• [Task objective]
List every line below containing "tarifaire".
=======
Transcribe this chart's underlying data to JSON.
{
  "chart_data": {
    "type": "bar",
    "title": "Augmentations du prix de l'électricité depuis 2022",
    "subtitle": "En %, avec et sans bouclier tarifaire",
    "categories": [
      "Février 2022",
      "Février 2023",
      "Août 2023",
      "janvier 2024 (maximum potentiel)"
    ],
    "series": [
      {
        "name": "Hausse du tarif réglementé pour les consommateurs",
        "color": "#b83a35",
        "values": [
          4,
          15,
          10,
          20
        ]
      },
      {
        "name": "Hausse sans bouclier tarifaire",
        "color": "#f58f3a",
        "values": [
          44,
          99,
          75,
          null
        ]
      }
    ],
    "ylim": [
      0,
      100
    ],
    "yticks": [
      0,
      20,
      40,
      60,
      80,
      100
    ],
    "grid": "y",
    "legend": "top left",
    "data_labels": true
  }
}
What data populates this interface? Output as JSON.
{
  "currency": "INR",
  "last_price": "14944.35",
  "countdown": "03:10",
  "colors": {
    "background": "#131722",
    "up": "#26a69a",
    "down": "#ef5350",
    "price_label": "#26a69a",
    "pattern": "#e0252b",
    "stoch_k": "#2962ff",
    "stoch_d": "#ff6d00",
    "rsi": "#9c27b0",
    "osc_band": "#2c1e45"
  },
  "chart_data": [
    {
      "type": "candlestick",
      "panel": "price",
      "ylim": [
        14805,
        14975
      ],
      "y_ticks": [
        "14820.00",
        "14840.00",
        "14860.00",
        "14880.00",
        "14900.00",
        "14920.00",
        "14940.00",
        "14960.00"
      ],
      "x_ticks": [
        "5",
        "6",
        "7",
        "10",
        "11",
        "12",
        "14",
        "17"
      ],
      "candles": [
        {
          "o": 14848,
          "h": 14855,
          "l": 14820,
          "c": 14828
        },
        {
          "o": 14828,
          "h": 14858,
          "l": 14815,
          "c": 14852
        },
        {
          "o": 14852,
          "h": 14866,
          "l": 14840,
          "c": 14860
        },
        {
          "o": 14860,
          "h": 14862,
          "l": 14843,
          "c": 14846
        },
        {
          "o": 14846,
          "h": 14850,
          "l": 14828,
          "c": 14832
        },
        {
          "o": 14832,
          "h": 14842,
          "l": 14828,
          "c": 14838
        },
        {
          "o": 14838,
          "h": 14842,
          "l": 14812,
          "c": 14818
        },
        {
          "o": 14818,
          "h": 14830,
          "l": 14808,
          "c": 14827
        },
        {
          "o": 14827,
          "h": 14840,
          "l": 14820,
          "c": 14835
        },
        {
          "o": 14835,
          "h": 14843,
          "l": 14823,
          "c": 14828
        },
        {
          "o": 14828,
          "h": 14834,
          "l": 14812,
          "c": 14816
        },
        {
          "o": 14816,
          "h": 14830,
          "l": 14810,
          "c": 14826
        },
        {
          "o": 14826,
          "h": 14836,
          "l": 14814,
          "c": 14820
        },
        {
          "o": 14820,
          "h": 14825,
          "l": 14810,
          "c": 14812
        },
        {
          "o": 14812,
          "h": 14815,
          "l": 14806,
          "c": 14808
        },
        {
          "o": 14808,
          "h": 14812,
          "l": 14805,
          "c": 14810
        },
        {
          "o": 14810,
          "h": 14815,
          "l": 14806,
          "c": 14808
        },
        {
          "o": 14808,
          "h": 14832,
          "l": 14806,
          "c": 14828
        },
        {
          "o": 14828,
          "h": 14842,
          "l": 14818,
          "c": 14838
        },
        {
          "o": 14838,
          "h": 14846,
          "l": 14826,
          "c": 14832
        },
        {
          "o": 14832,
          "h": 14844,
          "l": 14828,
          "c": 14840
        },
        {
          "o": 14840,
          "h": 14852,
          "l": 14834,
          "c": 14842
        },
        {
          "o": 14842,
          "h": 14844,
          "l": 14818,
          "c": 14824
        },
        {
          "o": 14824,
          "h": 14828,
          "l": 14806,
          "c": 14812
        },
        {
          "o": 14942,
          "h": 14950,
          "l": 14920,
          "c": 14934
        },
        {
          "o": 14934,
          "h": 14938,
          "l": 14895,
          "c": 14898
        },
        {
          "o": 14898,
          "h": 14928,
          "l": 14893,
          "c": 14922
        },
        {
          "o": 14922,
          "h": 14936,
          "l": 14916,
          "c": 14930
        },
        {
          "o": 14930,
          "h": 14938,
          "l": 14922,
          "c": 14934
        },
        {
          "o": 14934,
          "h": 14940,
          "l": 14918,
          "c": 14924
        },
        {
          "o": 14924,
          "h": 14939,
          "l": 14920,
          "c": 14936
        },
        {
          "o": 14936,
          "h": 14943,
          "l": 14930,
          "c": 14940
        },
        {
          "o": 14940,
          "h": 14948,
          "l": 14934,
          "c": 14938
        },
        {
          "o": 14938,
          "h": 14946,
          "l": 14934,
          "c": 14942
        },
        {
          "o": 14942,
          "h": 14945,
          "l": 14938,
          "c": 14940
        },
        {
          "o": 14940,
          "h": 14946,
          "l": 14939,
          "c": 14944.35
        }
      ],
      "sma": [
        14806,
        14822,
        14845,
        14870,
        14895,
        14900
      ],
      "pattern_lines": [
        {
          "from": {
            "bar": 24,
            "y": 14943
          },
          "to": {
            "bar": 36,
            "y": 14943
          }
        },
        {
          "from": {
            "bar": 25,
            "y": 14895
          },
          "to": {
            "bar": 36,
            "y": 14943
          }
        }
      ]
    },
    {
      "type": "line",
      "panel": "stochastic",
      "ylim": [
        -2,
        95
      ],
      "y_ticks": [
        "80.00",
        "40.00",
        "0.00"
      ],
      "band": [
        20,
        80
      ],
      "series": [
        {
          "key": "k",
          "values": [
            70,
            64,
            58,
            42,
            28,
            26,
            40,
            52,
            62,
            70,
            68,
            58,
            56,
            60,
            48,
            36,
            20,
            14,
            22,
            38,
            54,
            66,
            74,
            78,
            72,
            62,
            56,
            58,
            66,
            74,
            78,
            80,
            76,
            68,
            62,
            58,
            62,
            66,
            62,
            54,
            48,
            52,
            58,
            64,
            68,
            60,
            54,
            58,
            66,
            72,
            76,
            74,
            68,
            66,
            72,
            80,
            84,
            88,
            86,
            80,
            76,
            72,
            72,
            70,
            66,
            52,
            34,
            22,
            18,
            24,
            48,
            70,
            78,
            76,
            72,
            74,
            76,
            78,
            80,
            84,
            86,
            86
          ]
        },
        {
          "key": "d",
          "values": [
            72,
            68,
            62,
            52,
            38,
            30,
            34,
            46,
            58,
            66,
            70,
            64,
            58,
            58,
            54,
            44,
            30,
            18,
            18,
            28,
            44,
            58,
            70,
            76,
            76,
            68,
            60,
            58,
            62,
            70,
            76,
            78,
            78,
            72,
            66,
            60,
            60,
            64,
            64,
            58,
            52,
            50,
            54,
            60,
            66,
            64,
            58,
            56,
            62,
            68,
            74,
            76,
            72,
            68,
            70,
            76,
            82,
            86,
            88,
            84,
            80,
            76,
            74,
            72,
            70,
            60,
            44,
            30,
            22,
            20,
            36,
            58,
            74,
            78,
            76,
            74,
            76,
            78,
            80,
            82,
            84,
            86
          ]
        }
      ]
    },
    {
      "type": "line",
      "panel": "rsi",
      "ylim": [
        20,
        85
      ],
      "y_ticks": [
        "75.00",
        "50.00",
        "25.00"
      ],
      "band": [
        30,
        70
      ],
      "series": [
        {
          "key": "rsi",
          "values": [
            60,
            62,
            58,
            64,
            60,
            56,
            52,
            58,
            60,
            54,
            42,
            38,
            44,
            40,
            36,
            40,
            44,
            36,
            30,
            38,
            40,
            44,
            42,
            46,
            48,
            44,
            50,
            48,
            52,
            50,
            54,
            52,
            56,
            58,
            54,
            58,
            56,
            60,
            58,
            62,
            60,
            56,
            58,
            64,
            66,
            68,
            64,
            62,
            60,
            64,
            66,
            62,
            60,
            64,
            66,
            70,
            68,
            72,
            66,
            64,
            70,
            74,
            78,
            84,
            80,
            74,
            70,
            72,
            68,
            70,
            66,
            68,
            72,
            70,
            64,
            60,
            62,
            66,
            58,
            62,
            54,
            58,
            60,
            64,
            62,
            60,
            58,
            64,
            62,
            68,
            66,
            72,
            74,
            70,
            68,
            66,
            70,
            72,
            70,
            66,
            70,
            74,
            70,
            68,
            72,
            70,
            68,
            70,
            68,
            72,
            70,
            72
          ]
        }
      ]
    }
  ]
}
=======
• [The completed task]
    "subtitle": "En %, avec et sans bouclier tarifaire",
        "name": "Hausse sans bouclier tarifaire",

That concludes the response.